■ OBJECTIVE
Write every record out again exactly as given.

## begin

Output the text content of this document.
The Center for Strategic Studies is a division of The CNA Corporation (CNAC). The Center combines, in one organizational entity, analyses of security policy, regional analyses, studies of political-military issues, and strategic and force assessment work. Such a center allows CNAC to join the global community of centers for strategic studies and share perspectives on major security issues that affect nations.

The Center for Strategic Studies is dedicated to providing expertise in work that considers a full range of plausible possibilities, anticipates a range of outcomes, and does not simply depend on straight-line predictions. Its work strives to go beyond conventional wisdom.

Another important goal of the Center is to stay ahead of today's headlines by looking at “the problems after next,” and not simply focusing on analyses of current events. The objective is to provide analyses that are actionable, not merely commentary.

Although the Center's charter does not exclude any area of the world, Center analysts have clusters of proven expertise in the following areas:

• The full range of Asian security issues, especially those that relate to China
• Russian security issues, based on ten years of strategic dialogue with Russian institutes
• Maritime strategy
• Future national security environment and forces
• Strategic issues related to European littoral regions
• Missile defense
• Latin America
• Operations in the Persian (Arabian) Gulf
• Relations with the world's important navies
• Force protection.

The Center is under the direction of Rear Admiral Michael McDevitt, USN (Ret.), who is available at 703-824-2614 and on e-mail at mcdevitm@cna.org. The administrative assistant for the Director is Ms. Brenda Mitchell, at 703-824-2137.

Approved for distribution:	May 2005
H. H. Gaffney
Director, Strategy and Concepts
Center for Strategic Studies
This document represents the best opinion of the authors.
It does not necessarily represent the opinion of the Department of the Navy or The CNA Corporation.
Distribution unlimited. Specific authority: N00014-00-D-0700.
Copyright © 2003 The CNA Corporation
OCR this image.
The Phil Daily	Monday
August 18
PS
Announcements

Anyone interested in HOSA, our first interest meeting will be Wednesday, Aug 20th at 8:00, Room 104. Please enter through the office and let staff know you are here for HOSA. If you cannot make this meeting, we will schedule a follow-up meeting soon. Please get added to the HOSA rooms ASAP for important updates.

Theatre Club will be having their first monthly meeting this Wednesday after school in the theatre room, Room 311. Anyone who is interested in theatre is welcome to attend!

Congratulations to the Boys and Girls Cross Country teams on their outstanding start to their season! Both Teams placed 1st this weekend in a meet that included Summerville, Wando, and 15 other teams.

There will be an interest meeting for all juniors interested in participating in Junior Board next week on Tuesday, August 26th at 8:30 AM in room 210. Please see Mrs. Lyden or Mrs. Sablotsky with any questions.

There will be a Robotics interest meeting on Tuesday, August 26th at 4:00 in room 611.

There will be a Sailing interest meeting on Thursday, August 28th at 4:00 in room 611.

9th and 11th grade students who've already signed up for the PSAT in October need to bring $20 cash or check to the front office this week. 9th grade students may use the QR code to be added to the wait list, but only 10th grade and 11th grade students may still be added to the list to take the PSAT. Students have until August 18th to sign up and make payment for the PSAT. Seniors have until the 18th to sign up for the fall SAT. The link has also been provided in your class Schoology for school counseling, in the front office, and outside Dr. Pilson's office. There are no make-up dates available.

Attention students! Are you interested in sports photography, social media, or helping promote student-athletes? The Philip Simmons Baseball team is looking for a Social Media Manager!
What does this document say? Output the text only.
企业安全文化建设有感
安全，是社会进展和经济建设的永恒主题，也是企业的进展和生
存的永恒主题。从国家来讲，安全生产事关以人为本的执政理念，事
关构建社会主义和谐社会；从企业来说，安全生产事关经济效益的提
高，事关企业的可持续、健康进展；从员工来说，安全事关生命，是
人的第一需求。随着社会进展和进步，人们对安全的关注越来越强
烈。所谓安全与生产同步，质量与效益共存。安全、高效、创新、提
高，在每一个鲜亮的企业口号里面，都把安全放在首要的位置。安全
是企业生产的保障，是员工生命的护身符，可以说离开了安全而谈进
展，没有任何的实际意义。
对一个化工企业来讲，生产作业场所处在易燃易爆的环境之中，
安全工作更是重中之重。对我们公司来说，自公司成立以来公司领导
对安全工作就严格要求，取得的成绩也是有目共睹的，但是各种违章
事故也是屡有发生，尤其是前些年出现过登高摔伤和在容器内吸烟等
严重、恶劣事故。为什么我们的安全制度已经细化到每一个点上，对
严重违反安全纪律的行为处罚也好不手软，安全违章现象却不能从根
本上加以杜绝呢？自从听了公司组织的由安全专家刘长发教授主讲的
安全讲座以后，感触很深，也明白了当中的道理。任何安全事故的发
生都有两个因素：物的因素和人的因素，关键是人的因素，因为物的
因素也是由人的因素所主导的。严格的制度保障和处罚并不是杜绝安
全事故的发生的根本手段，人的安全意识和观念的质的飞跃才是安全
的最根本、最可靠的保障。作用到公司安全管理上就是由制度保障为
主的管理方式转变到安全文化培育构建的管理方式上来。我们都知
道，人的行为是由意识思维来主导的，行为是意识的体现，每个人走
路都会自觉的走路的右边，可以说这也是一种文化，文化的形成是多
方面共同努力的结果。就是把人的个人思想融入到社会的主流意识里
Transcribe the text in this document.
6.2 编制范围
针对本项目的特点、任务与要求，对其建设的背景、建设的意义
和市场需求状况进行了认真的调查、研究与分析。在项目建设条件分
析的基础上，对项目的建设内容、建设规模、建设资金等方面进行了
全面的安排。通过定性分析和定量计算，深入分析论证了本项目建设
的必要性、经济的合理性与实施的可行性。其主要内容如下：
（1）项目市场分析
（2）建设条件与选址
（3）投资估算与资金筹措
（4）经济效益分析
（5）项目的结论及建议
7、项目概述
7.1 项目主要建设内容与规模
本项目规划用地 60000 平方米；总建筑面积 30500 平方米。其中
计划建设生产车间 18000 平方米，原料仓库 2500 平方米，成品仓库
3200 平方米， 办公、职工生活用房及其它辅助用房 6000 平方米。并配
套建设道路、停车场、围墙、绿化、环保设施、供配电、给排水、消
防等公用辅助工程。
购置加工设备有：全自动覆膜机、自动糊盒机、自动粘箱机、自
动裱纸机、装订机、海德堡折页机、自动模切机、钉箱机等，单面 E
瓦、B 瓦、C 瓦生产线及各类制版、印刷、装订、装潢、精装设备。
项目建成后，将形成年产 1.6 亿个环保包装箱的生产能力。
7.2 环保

## end

■ RESULT BELOW
Output the text content of this document.
The Center for Strategic Studies is a division of The CNA Corporation (CNAC). The Center combines, in one organizational entity, analyses of security policy, regional analyses, studies of political-military issues, and strategic and force assessment work. Such a center allows CNAC to join the global community of centers for strategic studies and share perspectives on major security issues that affect nations.

The Center for Strategic Studies is dedicated to providing expertise in work that considers a full range of plausible possibilities, anticipates a range of outcomes, and does not simply depend on straight-line predictions. Its work strives to go beyond conventional wisdom.

Another important goal of the Center is to stay ahead of today's headlines by looking at “the problems after next,” and not simply focusing on analyses of current events. The objective is to provide analyses that are actionable, not merely commentary.

Although the Center's charter does not exclude any area of the world, Center analysts have clusters of proven expertise in the following areas:

• The full range of Asian security issues, especially those that relate to China
• Russian security issues, based on ten years of strategic dialogue with Russian institutes
• Maritime strategy
• Future national security environment and forces
• Strategic issues related to European littoral regions
• Missile defense
• Latin America
• Operations in the Persian (Arabian) Gulf
• Relations with the world's important navies
• Force protection.

The Center is under the direction of Rear Admiral Michael McDevitt, USN (Ret.), who is available at 703-824-2614 and on e-mail at mcdevitm@cna.org. The administrative assistant for the Director is Ms. Brenda Mitchell, at 703-824-2137.

Approved for distribution:	May 2005
H. H. Gaffney
Director, Strategy and Concepts
Center for Strategic Studies
This document represents the best opinion of the authors.
It does not necessarily represent the opinion of the Department of the Navy or The CNA Corporation.
Distribution unlimited. Specific authority: N00014-00-D-0700.
Copyright © 2003 The CNA Corporation
OCR this image.
The Phil Daily	Monday
August 18
PS
Announcements

Anyone interested in HOSA, our first interest meeting will be Wednesday, Aug 20th at 8:00, Room 104. Please enter through the office and let staff know you are here for HOSA. If you cannot make this meeting, we will schedule a follow-up meeting soon. Please get added to the HOSA rooms ASAP for important updates.

Theatre Club will be having their first monthly meeting this Wednesday after school in the theatre room, Room 311. Anyone who is interested in theatre is welcome to attend!

Congratulations to the Boys and Girls Cross Country teams on their outstanding start to their season! Both Teams placed 1st this weekend in a meet that included Summerville, Wando, and 15 other teams.

There will be an interest meeting for all juniors interested in participating in Junior Board next week on Tuesday, August 26th at 8:30 AM in room 210. Please see Mrs. Lyden or Mrs. Sablotsky with any questions.

There will be a Robotics interest meeting on Tuesday, August 26th at 4:00 in room 611.

There will be a Sailing interest meeting on Thursday, August 28th at 4:00 in room 611.

9th and 11th grade students who've already signed up for the PSAT in October need to bring $20 cash or check to the front office this week. 9th grade students may use the QR code to be added to the wait list, but only 10th grade and 11th grade students may still be added to the list to take the PSAT. Students have until August 18th to sign up and make payment for the PSAT. Seniors have until the 18th to sign up for the fall SAT. The link has also been provided in your class Schoology for school counseling, in the front office, and outside Dr. Pilson's office. There are no make-up dates available.

Attention students! Are you interested in sports photography, social media, or helping promote student-athletes? The Philip Simmons Baseball team is looking for a Social Media Manager!
What does this document say? Output the text only.
企业安全文化建设有感
安全，是社会进展和经济建设的永恒主题，也是企业的进展和生
存的永恒主题。从国家来讲，安全生产事关以人为本的执政理念，事
关构建社会主义和谐社会；从企业来说，安全生产事关经济效益的提
高，事关企业的可持续、健康进展；从员工来说，安全事关生命，是
人的第一需求。随着社会进展和进步，人们对安全的关注越来越强
烈。所谓安全与生产同步，质量与效益共存。安全、高效、创新、提
高，在每一个鲜亮的企业口号里面，都把安全放在首要的位置。安全
是企业生产的保障，是员工生命的护身符，可以说离开了安全而谈进
展，没有任何的实际意义。
对一个化工企业来讲，生产作业场所处在易燃易爆的环境之中，
安全工作更是重中之重。对我们公司来说，自公司成立以来公司领导
对安全工作就严格要求，取得的成绩也是有目共睹的，但是各种违章
事故也是屡有发生，尤其是前些年出现过登高摔伤和在容器内吸烟等
严重、恶劣事故。为什么我们的安全制度已经细化到每一个点上，对
严重违反安全纪律的行为处罚也好不手软，安全违章现象却不能从根
本上加以杜绝呢？自从听了公司组织的由安全专家刘长发教授主讲的
安全讲座以后，感触很深，也明白了当中的道理。任何安全事故的发
生都有两个因素：物的因素和人的因素，关键是人的因素，因为物的
因素也是由人的因素所主导的。严格的制度保障和处罚并不是杜绝安
全事故的发生的根本手段，人的安全意识和观念的质的飞跃才是安全
的最根本、最可靠的保障。作用到公司安全管理上就是由制度保障为
主的管理方式转变到安全文化培育构建的管理方式上来。我们都知
道，人的行为是由意识思维来主导的，行为是意识的体现，每个人走
路都会自觉的走路的右边，可以说这也是一种文化，文化的形成是多
方面共同努力的结果。就是把人的个人思想融入到社会的主流意识里
Transcribe the text in this document.
6.2 编制范围
针对本项目的特点、任务与要求，对其建设的背景、建设的意义
和市场需求状况进行了认真的调查、研究与分析。在项目建设条件分
析的基础上，对项目的建设内容、建设规模、建设资金等方面进行了
全面的安排。通过定性分析和定量计算，深入分析论证了本项目建设
的必要性、经济的合理性与实施的可行性。其主要内容如下：
（1）项目市场分析
（2）建设条件与选址
（3）投资估算与资金筹措
（4）经济效益分析
（5）项目的结论及建议
7、项目概述
7.1 项目主要建设内容与规模
本项目规划用地 60000 平方米；总建筑面积 30500 平方米。其中
计划建设生产车间 18000 平方米，原料仓库 2500 平方米，成品仓库
3200 平方米， 办公、职工生活用房及其它辅助用房 6000 平方米。并配
套建设道路、停车场、围墙、绿化、环保设施、供配电、给排水、消
防等公用辅助工程。
购置加工设备有：全自动覆膜机、自动糊盒机、自动粘箱机、自
动裱纸机、装订机、海德堡折页机、自动模切机、钉箱机等，单面 E
瓦、B 瓦、C 瓦生产线及各类制版、印刷、装订、装潢、精装设备。
项目建成后，将形成年产 1.6 亿个环保包装箱的生产能力。
7.2 环保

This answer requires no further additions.